- **YOUR INSTRUCTIONS**
Pull out every line containing the string "滚动工作表其余部分时".

- **DATASET ENTRIES**
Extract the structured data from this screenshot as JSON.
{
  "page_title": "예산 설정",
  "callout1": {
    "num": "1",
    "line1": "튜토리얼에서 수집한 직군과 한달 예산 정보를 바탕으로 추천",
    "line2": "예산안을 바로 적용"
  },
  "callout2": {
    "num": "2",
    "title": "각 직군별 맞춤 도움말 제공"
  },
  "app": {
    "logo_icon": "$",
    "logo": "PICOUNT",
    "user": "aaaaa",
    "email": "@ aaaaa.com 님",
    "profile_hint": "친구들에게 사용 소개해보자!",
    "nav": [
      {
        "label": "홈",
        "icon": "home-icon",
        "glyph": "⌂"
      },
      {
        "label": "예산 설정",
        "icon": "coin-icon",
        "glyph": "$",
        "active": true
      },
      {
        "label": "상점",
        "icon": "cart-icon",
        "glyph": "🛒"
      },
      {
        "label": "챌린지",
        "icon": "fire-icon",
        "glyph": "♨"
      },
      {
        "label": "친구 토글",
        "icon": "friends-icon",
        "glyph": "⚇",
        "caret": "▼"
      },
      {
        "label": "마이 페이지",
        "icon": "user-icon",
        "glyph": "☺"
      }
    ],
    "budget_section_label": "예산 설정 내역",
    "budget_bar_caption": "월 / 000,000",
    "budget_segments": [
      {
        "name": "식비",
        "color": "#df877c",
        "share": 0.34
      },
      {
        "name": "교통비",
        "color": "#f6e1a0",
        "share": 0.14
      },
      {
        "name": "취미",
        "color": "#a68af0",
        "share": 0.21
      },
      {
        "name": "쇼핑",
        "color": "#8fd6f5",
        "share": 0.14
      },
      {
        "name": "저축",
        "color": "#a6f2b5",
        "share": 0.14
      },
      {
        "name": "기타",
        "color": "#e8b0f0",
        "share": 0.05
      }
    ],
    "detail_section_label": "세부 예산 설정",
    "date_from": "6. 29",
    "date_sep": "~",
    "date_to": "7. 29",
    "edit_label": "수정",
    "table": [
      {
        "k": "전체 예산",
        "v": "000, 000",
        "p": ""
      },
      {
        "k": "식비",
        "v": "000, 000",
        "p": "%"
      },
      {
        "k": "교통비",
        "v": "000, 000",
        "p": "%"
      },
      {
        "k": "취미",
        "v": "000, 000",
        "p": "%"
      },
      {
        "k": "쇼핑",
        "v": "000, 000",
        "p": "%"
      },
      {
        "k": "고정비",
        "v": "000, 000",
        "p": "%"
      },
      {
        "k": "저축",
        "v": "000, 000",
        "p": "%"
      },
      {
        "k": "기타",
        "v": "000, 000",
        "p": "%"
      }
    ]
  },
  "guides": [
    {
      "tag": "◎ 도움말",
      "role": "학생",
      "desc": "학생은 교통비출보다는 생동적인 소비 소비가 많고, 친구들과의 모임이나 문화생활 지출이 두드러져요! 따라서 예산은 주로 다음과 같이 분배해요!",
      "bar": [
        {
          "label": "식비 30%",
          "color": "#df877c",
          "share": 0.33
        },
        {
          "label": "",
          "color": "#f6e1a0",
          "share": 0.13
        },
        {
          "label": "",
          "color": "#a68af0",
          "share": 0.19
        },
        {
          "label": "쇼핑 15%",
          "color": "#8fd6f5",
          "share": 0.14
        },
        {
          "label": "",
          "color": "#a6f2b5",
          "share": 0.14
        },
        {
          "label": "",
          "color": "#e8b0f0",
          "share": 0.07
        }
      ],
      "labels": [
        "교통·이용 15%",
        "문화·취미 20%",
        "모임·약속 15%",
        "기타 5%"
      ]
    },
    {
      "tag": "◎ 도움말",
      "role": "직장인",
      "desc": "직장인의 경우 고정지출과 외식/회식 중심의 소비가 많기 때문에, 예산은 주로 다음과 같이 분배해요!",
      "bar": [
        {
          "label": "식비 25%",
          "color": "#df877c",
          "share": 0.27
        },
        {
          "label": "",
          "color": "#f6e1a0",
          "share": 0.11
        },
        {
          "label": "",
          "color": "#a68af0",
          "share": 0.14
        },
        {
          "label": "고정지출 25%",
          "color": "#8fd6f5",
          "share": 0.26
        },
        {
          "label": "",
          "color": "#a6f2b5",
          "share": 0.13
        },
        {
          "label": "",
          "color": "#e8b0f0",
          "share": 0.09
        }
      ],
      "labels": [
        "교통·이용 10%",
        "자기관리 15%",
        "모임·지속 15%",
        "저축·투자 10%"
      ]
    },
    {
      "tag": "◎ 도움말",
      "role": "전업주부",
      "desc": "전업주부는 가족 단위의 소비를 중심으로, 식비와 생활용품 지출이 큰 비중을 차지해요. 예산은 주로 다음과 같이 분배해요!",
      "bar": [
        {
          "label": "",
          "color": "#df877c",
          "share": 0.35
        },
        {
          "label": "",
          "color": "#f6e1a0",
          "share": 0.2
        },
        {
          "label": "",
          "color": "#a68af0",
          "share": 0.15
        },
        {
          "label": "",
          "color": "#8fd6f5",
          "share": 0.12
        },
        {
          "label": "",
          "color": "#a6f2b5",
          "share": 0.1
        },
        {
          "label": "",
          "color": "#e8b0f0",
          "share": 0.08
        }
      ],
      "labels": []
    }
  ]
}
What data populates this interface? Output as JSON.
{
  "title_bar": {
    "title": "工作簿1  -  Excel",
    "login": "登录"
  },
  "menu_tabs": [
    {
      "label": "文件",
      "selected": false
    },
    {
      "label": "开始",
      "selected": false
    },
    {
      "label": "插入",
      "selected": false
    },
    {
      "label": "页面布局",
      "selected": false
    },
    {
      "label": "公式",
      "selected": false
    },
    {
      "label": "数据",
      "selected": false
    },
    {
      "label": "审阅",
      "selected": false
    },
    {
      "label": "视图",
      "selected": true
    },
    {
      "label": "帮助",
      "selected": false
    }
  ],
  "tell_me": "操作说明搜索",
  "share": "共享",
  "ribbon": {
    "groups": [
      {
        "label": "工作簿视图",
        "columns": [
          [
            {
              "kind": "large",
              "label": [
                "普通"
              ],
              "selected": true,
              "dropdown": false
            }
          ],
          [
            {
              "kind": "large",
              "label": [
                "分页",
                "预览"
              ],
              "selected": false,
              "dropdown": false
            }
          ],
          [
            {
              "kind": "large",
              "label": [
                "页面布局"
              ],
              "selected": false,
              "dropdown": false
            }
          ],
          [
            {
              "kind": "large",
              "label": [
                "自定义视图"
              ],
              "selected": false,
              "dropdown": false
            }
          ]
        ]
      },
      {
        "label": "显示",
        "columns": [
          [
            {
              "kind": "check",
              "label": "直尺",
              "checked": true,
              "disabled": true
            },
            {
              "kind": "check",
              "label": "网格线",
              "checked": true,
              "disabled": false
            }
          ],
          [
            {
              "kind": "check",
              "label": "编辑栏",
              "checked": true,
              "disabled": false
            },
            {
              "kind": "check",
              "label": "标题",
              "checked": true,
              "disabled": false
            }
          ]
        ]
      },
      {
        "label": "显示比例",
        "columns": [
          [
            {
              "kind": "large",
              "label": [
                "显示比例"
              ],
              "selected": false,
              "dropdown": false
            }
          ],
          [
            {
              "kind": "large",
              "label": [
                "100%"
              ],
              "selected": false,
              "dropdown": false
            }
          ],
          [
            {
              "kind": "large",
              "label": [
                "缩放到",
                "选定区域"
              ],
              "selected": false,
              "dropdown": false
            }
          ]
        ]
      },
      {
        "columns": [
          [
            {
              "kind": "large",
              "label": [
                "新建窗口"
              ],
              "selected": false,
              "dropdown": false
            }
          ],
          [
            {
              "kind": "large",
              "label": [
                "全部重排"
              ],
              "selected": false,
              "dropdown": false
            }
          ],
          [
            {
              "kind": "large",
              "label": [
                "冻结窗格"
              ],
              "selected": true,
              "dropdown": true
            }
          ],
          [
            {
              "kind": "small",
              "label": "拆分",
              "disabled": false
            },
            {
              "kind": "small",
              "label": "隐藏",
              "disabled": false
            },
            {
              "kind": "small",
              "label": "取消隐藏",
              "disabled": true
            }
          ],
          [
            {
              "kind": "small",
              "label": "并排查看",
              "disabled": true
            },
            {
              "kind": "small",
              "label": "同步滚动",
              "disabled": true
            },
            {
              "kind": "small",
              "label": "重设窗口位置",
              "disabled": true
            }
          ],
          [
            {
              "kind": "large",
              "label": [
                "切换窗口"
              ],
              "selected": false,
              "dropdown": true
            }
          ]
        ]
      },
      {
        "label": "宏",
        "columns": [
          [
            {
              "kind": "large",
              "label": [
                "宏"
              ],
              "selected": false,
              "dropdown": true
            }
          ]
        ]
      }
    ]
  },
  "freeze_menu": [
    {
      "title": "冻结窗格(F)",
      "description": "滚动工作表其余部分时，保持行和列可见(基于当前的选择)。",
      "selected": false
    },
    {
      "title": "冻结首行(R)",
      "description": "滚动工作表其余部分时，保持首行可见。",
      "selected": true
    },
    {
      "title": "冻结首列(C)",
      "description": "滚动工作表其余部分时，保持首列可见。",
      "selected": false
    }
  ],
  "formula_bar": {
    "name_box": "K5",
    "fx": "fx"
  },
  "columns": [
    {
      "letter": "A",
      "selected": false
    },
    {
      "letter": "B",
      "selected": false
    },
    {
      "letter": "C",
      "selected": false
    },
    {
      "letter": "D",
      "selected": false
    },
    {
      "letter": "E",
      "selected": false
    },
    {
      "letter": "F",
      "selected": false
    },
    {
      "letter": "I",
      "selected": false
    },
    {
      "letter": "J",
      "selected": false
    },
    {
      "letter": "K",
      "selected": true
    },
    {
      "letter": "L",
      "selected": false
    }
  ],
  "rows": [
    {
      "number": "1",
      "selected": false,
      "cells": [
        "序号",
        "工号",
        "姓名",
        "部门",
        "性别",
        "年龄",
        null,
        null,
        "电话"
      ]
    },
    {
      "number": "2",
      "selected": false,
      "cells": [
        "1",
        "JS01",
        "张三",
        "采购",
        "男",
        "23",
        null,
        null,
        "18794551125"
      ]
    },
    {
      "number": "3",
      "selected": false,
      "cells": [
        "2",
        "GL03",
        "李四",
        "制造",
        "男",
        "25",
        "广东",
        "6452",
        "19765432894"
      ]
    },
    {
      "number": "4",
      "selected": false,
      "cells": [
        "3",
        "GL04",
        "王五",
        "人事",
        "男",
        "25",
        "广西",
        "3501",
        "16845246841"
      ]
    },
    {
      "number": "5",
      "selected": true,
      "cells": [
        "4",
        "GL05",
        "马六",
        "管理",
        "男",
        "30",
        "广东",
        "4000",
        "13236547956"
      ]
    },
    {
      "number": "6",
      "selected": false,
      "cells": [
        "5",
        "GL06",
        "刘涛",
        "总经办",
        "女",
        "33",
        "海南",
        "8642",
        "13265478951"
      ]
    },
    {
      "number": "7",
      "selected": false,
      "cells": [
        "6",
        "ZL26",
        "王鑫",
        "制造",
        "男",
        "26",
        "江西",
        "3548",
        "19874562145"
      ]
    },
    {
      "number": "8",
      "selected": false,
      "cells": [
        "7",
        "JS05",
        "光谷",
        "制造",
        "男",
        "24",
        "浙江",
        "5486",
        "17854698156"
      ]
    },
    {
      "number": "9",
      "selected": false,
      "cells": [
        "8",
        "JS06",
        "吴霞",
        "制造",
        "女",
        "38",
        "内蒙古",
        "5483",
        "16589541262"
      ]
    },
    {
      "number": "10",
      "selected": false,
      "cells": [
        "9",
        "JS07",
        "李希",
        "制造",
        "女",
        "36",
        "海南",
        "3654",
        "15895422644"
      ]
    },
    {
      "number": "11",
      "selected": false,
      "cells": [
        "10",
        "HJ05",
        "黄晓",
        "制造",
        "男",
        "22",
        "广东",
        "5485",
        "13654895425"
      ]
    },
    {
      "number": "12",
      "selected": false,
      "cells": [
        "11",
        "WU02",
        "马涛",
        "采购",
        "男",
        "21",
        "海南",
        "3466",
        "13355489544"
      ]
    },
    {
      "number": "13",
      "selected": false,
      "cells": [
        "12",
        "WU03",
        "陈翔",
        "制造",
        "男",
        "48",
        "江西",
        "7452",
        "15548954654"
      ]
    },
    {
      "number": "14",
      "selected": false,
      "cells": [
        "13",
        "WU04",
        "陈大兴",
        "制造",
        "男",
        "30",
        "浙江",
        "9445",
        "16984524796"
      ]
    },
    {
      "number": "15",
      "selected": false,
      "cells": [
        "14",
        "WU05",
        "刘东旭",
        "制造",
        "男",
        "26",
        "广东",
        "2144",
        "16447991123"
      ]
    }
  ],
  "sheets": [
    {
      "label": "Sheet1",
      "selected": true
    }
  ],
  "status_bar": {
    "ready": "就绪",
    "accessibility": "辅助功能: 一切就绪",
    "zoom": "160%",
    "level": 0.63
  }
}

- **SOLUTION**
      "description": "滚动工作表其余部分时，保持行和列可见(基于当前的选择)。",
      "description": "滚动工作表其余部分时，保持首行可见。",
      "description": "滚动工作表其余部分时，保持首列可见。",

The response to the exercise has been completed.